Go through the entries one line at a time, and gather every line that has the word "rapport".

(Data excerpts)
..............................

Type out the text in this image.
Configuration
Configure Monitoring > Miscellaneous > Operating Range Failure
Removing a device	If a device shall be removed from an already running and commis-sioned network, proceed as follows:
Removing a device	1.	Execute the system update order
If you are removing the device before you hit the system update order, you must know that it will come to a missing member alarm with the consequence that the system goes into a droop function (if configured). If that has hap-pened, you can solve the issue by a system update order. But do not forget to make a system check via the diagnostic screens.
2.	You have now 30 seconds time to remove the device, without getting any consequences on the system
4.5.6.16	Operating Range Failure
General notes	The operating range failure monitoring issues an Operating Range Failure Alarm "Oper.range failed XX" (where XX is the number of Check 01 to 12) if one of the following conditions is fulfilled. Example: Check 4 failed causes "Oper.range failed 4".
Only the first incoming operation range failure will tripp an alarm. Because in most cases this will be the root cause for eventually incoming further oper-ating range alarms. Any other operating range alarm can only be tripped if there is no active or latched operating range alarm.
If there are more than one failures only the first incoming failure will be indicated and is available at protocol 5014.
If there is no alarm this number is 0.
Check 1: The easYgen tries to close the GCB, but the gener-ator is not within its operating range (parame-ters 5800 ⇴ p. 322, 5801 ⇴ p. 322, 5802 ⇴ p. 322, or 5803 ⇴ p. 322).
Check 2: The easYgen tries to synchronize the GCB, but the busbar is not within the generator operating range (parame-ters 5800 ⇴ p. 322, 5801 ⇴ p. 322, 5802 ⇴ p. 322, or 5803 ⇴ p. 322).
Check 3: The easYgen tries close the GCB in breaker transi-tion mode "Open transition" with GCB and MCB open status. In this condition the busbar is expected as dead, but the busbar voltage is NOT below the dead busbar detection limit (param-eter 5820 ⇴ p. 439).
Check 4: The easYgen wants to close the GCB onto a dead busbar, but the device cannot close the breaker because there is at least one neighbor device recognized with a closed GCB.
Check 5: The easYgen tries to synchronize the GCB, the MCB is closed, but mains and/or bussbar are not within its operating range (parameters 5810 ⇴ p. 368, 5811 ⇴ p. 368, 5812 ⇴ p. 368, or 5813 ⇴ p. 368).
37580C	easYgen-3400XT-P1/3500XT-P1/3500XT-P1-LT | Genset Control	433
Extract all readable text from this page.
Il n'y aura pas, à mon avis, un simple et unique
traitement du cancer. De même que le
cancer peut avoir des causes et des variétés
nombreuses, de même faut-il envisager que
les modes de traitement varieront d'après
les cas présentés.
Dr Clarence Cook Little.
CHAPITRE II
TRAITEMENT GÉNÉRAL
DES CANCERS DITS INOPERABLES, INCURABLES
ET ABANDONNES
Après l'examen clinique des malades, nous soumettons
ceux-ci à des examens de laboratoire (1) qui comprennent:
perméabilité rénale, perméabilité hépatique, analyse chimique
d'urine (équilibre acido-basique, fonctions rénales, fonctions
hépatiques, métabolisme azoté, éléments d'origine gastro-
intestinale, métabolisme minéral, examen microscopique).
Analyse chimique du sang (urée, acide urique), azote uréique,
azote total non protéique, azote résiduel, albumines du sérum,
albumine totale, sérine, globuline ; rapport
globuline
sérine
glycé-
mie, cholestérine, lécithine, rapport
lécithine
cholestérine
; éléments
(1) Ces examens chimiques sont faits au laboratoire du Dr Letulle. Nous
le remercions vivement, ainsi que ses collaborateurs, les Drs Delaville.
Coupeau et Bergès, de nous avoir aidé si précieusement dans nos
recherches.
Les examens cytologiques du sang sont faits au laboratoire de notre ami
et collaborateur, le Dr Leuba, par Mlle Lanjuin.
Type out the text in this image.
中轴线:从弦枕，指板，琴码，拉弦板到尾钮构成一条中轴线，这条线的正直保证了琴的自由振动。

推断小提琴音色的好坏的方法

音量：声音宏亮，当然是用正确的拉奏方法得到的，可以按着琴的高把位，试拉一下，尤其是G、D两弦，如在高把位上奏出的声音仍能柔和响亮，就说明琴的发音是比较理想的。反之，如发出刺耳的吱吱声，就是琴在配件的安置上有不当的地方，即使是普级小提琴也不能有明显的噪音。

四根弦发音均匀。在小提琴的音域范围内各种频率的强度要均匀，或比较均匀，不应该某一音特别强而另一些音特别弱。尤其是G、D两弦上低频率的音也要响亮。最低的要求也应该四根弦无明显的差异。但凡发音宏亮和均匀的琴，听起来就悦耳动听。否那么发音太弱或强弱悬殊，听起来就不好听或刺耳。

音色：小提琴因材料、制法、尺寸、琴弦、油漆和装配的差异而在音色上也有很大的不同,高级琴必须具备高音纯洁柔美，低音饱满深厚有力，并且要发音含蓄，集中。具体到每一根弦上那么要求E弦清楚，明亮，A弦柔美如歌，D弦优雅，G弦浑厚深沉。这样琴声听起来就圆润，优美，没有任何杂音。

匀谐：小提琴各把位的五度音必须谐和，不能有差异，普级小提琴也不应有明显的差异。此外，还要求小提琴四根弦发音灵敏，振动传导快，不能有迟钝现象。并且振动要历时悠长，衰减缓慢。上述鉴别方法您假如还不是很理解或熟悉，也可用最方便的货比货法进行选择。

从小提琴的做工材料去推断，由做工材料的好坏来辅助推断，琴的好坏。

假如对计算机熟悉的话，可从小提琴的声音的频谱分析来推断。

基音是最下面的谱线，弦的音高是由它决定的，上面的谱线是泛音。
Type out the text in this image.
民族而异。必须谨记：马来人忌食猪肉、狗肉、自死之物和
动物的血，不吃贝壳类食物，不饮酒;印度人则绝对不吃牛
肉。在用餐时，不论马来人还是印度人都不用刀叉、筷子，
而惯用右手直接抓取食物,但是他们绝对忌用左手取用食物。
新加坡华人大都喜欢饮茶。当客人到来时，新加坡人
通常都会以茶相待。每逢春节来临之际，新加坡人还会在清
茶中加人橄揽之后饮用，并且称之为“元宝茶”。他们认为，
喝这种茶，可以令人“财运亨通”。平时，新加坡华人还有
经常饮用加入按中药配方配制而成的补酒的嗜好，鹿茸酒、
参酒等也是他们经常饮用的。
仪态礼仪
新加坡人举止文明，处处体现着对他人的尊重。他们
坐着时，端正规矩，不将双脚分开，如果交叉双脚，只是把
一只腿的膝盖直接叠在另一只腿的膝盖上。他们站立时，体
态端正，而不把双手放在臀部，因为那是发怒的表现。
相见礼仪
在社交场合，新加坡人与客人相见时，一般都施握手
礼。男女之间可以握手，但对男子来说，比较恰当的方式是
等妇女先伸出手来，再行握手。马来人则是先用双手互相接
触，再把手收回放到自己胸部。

..............................

# Answer to this problem
albumine totale, sérine, globuline ; rapport
mie, cholestérine, lécithine, rapport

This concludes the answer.